Task: Read the records and gather each line that includes "observe".

(Data extracted from a collection)
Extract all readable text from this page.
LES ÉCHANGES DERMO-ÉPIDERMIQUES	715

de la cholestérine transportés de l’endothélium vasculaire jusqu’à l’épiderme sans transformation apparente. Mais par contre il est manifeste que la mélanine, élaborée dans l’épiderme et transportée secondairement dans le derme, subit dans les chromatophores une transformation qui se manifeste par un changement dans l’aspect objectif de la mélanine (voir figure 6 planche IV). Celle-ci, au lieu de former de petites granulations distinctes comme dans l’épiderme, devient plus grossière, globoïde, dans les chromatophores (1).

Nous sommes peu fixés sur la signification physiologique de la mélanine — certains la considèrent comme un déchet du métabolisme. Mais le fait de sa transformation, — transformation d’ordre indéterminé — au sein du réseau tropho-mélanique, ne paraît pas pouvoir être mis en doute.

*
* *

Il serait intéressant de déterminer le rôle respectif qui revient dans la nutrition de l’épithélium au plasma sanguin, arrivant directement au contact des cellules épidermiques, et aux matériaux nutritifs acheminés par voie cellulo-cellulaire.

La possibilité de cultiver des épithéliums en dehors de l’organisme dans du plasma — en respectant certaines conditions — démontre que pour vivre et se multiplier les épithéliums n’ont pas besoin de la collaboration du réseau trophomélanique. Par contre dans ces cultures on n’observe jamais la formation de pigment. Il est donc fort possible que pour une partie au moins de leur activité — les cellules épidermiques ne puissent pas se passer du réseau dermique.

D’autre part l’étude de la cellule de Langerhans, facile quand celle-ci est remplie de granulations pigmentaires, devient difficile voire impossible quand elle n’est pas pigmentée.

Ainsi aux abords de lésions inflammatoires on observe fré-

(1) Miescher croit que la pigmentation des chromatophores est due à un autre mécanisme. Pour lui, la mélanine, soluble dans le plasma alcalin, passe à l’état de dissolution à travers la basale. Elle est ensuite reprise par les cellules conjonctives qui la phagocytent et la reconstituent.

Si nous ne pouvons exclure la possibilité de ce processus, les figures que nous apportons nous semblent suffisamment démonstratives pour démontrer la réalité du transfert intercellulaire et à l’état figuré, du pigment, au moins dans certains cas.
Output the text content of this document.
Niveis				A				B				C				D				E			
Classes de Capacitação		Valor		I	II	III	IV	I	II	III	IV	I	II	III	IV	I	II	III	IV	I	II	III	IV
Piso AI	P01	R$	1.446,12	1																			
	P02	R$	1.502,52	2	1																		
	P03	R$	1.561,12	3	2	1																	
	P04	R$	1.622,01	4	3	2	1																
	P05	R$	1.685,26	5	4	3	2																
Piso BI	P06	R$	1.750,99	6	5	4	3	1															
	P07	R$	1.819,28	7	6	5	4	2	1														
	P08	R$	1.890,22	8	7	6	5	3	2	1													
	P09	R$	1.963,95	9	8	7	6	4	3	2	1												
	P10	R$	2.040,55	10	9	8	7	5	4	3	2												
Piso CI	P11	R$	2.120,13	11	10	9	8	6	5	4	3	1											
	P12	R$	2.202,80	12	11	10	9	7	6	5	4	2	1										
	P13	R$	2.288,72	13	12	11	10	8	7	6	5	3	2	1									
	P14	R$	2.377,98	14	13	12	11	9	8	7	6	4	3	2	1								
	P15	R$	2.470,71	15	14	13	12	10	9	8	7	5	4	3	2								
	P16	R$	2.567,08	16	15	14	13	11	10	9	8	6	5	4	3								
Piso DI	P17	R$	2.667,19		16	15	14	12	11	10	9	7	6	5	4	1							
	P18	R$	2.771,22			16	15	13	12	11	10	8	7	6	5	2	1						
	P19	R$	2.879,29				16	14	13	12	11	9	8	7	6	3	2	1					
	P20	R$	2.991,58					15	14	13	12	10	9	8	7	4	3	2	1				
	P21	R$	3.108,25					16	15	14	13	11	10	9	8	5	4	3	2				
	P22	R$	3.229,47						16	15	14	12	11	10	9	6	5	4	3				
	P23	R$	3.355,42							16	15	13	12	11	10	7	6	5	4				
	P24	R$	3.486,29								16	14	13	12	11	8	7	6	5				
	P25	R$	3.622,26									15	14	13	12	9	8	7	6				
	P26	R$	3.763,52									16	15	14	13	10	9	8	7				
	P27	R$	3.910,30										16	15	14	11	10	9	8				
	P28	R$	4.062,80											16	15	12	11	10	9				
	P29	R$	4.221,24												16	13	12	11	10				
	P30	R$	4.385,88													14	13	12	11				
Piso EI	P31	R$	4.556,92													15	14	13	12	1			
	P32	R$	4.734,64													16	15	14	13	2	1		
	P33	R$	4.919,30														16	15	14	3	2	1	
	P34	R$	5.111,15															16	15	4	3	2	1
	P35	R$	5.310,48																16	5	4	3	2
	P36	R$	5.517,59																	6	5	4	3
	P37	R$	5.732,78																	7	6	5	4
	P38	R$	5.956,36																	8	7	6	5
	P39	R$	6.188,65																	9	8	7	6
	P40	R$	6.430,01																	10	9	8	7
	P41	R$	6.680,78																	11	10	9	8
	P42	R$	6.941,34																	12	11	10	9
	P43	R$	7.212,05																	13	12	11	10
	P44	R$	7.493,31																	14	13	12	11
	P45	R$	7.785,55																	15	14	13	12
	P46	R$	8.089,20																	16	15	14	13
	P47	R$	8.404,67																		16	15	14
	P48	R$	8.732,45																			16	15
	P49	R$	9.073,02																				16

Result below:
La possibilité de cultiver des épithéliums en dehors de l’organisme dans du plasma — en respectant certaines conditions — démontre que pour vivre et se multiplier les épithéliums n’ont pas besoin de la collaboration du réseau trophomélanique. Par contre dans ces cultures on n’observe jamais la formation de pigment. Il est donc fort possible que pour une partie au moins de leur activité — les cellules épidermiques ne puissent pas se passer du réseau dermique.
Ainsi aux abords de lésions inflammatoires on observe fré-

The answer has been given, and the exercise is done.